▶ REQUIRED TASK
The records that follow are to be transcribed in full, without their images.

● ● ● ● ●

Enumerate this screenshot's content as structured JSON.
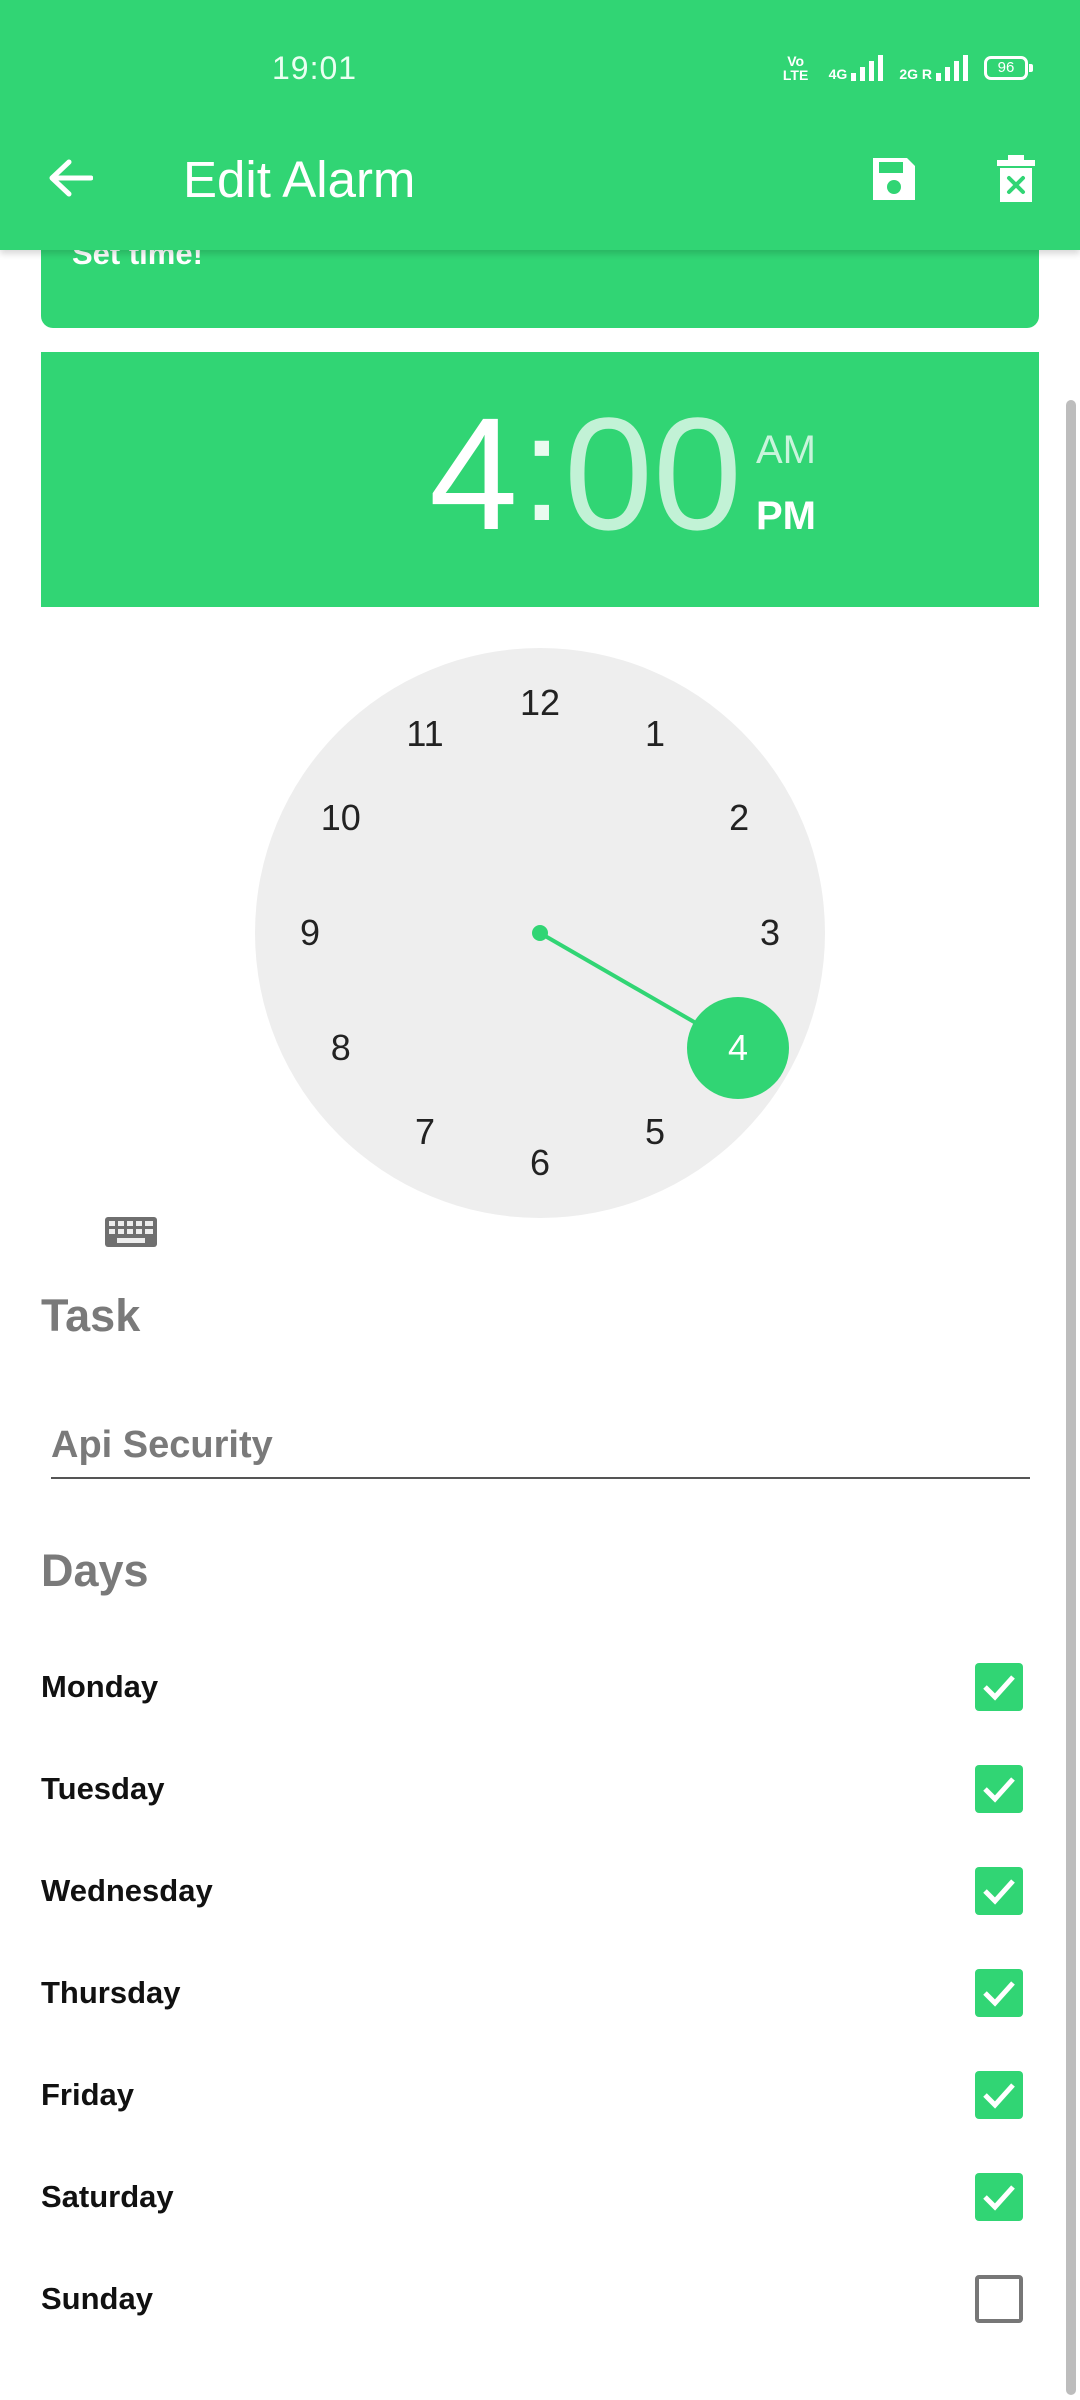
{
  "status_bar": {
    "time": "19:01",
    "volte": "Vo LTE",
    "net1": "4G",
    "net2": "2G R",
    "battery": "96"
  },
  "header": {
    "title": "Edit Alarm",
    "back_icon": "arrow-left-icon",
    "save_icon": "floppy-disk-icon",
    "delete_icon": "trash-x-icon"
  },
  "set_time_text": "Set time!",
  "time": {
    "hour": "4",
    "colon": ":",
    "minute": "00",
    "am": "AM",
    "pm": "PM",
    "selected_period": "PM"
  },
  "clock": {
    "numbers": [
      "12",
      "1",
      "2",
      "3",
      "4",
      "5",
      "6",
      "7",
      "8",
      "9",
      "10",
      "11"
    ],
    "selected": "4",
    "accent": "#31d574"
  },
  "keyboard_icon": "keyboard-icon",
  "task": {
    "label": "Task",
    "value": "Api Security"
  },
  "days": {
    "label": "Days",
    "items": [
      {
        "name": "Monday",
        "checked": true
      },
      {
        "name": "Tuesday",
        "checked": true
      },
      {
        "name": "Wednesday",
        "checked": true
      },
      {
        "name": "Thursday",
        "checked": true
      },
      {
        "name": "Friday",
        "checked": true
      },
      {
        "name": "Saturday",
        "checked": true
      },
      {
        "name": "Sunday",
        "checked": false
      }
    ]
  },
  "colors": {
    "primary": "#31d574",
    "dial": "#eeeeee",
    "label_gray": "#7a7a7a"
  }
}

● ● ● ● ●

▶ PROBLEM SOLUTION
Enumerate this screenshot's content as structured JSON.
{
  "status_bar": {
    "time": "19:01",
    "volte": "Vo LTE",
    "net1": "4G",
    "net2": "2G R",
    "battery": "96"
  },
  "header": {
    "title": "Edit Alarm",
    "back_icon": "arrow-left-icon",
    "save_icon": "floppy-disk-icon",
    "delete_icon": "trash-x-icon"
  },
  "set_time_text": "Set time!",
  "time": {
    "hour": "4",
    "colon": ":",
    "minute": "00",
    "am": "AM",
    "pm": "PM",
    "selected_period": "PM"
  },
  "clock": {
    "numbers": [
      "12",
      "1",
      "2",
      "3",
      "4",
      "5",
      "6",
      "7",
      "8",
      "9",
      "10",
      "11"
    ],
    "selected": "4",
    "accent": "#31d574"
  },
  "keyboard_icon": "keyboard-icon",
  "task": {
    "label": "Task",
    "value": "Api Security"
  },
  "days": {
    "label": "Days",
    "items": [
      {
        "name": "Monday",
        "checked": true
      },
      {
        "name": "Tuesday",
        "checked": true
      },
      {
        "name": "Wednesday",
        "checked": true
      },
      {
        "name": "Thursday",
        "checked": true
      },
      {
        "name": "Friday",
        "checked": true
      },
      {
        "name": "Saturday",
        "checked": true
      },
      {
        "name": "Sunday",
        "checked": false
      }
    ]
  },
  "colors": {
    "primary": "#31d574",
    "dial": "#eeeeee",
    "label_gray": "#7a7a7a"
  }
}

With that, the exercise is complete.